**CONSIGNES:** Quelles compositions l'extrait ci-dessous situe-t-il sur le mur du Midi, et lequel des deux frères Orcagna a peint chacune d'elles ?

**EXTRAIT:**
┄┄┄┄┄┄┄┄┄┄┄┄┄┄┄┄┄┄┄┄
Le plus beau cimetière d'art du monde, un monument décoratoire de la Mort, qu’il a fallu deux cents ans, pour parachever, une triomphale arcature de 250 pieds de long sur 140 de large, aux murs entièrement revêtus de peintures, une œuvre peinte formidable, une œuvre, dit Vasari, de nature à épouvanter toute une légion de peintres (opera terribilissima e da metter paura a un legion di pittori.)

Sur le mur du Midi, sont les compositions des deux frères André et Léonard Orcagna : « Le Triomphe de la Mort » et « Le Jugement dernier » par André, « L’Enfer » par Léonard[1]..
┄┄┄┄┄┄┄┄┄┄┄┄┄┄┄┄┄┄┄┄
**DONNÉES FOURNIES:**
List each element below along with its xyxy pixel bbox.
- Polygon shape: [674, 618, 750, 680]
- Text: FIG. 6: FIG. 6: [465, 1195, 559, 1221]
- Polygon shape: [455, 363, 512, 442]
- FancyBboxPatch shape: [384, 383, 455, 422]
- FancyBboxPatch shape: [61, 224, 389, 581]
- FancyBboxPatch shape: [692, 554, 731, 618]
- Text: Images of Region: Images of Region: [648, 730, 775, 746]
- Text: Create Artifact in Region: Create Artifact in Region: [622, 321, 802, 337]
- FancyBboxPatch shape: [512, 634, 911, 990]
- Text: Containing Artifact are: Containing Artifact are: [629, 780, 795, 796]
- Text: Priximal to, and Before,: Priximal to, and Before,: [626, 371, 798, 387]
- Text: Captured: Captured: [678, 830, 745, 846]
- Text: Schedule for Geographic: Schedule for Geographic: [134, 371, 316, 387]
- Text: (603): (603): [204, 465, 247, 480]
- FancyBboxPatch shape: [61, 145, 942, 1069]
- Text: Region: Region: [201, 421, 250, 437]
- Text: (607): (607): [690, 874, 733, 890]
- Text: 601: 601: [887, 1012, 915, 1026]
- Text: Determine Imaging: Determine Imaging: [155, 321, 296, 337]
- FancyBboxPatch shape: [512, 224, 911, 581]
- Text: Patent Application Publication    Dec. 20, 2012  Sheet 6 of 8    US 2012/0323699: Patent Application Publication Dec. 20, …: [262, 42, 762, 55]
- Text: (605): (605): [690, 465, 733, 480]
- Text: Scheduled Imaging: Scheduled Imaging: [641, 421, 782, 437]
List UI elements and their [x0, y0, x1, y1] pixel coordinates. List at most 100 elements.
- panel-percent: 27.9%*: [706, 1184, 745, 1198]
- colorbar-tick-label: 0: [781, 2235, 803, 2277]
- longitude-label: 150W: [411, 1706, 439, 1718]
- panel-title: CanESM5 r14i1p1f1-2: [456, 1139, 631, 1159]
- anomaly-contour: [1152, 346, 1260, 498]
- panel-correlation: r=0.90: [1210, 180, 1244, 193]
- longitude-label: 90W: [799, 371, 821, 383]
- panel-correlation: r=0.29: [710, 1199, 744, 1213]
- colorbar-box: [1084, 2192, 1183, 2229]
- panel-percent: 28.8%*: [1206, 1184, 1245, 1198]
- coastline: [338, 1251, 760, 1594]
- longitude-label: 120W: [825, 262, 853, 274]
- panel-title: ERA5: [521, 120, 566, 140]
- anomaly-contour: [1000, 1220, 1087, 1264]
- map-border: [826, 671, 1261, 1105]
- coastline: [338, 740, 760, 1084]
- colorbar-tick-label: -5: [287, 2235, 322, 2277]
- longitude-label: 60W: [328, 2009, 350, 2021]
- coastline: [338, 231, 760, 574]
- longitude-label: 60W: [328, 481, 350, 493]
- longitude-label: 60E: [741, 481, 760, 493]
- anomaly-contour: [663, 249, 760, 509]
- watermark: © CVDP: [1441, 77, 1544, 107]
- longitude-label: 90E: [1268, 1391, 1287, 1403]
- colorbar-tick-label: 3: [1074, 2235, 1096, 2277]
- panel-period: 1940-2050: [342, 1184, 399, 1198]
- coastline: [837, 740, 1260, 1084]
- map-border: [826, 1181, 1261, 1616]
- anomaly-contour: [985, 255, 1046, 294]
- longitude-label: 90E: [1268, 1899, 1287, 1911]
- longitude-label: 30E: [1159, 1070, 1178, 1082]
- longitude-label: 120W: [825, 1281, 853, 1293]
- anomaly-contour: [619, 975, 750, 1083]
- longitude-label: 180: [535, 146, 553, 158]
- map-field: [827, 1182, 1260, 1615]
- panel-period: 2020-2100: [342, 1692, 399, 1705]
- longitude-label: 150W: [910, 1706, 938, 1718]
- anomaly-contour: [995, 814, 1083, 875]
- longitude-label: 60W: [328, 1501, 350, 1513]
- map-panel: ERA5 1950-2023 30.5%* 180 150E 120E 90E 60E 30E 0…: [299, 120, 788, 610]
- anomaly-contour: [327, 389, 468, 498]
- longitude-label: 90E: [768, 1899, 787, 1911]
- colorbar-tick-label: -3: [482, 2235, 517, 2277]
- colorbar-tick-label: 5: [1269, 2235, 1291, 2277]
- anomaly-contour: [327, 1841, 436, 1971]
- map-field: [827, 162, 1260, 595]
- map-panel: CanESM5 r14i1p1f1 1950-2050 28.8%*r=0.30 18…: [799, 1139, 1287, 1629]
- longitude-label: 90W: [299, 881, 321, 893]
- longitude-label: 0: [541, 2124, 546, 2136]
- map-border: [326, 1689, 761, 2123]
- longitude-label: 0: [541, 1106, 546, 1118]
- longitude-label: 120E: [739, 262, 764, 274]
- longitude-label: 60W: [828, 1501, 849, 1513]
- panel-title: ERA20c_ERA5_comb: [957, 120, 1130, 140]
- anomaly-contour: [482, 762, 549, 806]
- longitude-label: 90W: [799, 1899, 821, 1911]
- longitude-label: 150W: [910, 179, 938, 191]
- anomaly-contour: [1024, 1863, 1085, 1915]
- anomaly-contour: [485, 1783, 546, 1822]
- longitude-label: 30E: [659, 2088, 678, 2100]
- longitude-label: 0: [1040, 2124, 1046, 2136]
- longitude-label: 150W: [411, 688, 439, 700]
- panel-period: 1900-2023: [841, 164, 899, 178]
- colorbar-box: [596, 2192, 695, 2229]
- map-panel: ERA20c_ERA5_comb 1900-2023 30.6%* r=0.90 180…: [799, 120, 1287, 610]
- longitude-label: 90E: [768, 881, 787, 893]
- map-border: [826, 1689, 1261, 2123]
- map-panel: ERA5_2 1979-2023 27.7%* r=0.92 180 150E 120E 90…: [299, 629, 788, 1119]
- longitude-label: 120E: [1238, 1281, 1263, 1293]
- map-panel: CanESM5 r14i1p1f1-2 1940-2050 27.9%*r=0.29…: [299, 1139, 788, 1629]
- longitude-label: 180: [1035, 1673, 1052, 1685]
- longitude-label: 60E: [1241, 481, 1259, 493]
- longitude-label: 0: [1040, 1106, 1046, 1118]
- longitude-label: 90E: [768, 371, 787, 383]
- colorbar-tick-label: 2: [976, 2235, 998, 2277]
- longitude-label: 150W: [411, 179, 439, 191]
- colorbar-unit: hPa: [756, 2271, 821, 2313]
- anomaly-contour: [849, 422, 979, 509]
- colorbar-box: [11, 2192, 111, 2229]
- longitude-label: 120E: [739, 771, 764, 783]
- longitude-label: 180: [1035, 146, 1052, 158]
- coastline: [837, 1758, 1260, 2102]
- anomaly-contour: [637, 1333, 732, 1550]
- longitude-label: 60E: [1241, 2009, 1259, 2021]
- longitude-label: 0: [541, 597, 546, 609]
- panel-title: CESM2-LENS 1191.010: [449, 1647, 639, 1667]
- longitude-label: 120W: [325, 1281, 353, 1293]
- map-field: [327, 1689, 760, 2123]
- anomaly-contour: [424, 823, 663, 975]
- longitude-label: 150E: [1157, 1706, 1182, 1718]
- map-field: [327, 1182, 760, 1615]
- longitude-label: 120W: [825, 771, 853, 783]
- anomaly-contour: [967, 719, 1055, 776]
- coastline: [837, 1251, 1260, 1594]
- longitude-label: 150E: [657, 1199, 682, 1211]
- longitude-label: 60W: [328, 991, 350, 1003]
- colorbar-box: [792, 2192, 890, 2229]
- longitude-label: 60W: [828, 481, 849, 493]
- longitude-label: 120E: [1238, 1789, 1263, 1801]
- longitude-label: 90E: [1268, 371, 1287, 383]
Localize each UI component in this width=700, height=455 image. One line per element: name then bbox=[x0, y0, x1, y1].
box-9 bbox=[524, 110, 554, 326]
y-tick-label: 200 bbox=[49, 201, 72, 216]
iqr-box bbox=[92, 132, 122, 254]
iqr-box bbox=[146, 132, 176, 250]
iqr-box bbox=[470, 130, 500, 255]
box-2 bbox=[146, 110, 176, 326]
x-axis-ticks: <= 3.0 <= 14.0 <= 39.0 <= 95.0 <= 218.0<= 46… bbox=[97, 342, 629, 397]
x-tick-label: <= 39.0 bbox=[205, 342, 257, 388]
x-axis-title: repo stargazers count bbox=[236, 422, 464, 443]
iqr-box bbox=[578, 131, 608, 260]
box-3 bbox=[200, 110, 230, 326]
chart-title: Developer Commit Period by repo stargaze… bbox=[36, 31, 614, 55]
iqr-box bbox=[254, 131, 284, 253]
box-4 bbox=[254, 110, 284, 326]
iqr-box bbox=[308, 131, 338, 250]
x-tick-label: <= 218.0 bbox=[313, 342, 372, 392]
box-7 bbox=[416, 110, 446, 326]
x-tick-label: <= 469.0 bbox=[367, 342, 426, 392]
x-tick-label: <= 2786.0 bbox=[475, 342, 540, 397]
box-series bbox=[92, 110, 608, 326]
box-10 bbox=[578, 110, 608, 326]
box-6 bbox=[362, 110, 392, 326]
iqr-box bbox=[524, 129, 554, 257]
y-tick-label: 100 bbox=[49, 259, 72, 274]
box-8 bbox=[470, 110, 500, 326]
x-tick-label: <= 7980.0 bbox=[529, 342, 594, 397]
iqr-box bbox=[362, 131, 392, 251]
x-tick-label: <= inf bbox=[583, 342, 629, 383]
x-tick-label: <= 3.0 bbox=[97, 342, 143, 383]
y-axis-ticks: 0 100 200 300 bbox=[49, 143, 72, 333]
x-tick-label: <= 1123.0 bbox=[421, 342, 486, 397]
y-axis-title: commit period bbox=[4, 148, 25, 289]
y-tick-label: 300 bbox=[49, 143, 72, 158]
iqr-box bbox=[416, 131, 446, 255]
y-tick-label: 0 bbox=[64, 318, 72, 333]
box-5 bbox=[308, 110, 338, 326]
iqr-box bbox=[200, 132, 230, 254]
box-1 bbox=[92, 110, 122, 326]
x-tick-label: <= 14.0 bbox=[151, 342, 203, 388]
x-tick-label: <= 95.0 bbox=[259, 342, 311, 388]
┄┄┄┄┄┄┄┄┄┄┄┄┄┄┄┄┄┄┄┄
**CORRIGÉ:**
- « Le Triomphe de la Mort », par André
- « Le Jugement dernier », par André
- « L'Enfer », par Léonard